═════ RECORD SET ═════

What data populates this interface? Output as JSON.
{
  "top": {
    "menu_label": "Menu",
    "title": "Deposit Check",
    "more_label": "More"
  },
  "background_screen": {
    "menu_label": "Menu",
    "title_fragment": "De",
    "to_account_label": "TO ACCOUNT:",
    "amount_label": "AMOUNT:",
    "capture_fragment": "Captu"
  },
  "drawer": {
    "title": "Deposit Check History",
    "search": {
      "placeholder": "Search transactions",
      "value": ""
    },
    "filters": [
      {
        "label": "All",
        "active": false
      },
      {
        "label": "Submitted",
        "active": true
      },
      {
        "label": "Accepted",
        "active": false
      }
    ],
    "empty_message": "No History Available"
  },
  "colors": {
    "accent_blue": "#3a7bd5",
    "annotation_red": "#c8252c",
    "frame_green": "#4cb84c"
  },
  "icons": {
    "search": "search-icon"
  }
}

═════
═════ RECORD SET ═════

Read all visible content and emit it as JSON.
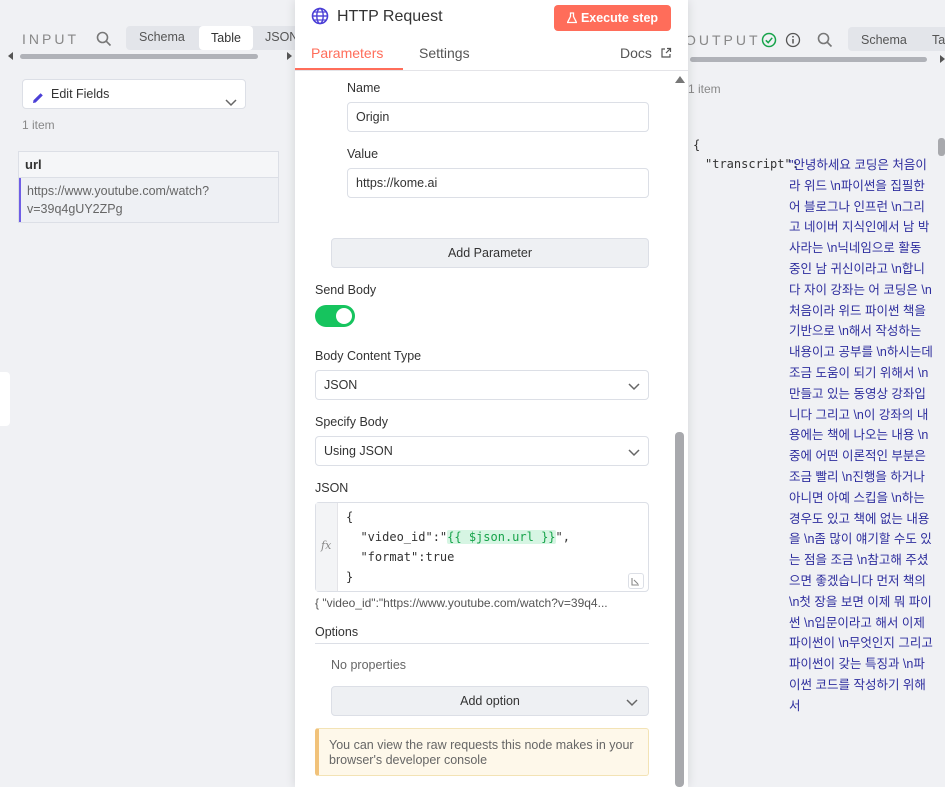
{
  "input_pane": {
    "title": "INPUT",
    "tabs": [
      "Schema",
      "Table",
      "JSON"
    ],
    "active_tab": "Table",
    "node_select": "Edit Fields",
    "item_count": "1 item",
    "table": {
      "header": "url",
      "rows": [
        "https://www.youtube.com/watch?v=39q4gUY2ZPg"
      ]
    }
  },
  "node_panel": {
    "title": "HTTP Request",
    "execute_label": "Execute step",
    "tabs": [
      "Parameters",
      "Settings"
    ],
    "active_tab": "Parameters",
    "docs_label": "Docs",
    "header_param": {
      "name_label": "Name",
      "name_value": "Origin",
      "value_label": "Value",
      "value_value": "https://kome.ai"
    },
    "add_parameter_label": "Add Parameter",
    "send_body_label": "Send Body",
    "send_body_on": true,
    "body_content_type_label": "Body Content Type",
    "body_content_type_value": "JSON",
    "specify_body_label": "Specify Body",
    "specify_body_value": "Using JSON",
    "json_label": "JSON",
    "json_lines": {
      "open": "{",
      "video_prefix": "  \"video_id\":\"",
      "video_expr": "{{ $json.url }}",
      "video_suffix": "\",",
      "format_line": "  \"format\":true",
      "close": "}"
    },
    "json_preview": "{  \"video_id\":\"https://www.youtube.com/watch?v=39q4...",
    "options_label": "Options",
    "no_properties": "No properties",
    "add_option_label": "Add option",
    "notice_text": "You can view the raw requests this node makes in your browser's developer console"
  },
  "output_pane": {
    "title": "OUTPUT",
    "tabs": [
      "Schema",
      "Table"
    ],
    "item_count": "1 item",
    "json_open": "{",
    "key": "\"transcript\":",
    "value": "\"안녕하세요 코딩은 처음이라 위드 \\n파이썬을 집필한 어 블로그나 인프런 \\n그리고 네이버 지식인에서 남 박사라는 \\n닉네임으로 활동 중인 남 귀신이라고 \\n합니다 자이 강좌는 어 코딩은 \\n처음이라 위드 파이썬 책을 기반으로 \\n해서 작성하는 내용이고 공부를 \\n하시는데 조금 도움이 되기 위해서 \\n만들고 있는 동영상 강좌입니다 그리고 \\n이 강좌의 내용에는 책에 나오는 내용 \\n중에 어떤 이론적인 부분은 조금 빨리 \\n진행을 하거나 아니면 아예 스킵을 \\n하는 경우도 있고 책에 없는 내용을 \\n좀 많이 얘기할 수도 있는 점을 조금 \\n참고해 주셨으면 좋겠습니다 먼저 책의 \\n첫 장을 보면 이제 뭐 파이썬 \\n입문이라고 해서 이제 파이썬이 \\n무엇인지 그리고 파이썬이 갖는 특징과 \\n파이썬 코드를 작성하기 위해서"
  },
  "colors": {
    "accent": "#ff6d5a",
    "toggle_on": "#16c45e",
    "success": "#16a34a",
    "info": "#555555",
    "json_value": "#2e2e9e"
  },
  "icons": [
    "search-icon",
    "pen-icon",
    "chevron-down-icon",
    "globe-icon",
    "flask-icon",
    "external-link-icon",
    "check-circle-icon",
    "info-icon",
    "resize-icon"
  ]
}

═════
═════ RECORD SET ═════

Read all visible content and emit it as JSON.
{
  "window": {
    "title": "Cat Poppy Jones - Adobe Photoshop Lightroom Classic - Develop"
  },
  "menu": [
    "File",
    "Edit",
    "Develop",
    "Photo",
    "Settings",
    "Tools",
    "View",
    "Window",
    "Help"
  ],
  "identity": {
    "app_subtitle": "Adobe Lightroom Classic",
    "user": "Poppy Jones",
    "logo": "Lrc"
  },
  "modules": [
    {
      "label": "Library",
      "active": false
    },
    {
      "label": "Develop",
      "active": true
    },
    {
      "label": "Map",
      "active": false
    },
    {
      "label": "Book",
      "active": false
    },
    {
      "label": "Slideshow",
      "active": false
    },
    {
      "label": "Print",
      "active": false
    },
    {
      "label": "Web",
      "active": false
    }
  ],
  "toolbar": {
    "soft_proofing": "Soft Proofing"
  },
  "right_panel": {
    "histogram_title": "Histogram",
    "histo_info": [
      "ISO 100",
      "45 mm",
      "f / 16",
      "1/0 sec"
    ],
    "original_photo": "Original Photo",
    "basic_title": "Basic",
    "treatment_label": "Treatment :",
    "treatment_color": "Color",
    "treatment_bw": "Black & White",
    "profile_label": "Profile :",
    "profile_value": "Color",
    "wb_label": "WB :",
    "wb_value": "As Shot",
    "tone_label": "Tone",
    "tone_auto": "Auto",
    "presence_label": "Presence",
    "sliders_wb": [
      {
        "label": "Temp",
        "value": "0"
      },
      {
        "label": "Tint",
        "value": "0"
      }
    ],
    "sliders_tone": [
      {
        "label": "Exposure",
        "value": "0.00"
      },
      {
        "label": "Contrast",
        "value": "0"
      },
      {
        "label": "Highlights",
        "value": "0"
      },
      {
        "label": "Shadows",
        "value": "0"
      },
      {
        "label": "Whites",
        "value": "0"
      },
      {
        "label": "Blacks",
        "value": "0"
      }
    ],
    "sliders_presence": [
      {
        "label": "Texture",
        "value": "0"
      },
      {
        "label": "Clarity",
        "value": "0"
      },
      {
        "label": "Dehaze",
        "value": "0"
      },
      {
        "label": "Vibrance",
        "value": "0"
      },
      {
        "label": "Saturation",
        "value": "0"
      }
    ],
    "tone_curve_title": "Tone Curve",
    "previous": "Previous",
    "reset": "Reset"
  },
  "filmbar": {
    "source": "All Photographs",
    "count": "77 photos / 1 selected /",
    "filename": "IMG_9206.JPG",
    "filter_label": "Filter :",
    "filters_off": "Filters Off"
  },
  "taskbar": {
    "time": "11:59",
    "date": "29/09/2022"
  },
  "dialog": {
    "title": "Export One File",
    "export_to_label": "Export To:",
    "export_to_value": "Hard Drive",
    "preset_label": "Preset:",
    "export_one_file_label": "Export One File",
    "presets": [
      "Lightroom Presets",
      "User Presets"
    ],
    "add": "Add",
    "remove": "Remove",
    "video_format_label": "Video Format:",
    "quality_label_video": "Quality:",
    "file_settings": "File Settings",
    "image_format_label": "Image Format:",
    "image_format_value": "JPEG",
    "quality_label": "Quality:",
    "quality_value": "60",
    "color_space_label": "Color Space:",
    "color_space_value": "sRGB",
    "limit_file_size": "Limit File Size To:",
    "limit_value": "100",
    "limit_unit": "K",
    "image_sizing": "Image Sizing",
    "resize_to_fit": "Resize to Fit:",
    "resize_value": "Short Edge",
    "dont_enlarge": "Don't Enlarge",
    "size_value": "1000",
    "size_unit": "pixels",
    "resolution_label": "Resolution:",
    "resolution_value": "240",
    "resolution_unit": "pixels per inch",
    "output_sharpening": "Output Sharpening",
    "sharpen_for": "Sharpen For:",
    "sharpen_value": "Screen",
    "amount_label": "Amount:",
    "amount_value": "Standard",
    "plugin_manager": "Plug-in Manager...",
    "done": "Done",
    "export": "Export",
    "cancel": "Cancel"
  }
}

═════

From the records above, work out how many lines contain the string "https". Give only the number.

* [FINAL ANSWER]
3